Instructions for the task
Locate and copy all lines bearing the word "supervisor".

Items

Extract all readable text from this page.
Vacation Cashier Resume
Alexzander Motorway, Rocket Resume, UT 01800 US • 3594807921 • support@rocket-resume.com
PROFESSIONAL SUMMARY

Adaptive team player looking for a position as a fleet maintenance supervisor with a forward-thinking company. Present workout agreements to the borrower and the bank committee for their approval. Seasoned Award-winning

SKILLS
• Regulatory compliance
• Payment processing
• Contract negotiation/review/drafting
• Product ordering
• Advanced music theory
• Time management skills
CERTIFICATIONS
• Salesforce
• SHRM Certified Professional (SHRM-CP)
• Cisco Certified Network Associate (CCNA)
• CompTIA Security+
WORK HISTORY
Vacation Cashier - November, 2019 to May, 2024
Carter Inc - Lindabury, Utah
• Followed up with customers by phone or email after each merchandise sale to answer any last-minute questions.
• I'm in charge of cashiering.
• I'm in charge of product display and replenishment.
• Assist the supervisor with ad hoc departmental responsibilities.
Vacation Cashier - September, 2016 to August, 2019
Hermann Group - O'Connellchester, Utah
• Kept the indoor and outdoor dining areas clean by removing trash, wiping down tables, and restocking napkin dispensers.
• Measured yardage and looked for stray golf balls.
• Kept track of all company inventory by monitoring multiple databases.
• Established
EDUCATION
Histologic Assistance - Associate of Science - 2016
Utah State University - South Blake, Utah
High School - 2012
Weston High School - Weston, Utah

Completed task
Adaptive team player looking for a position as a fleet maintenance supervisor with a forward-thinking company. Present workout agreements to the borrower and the bank committee for their approval. Seasoned Award-winning
• Assist the supervisor with ad hoc departmental responsibilities.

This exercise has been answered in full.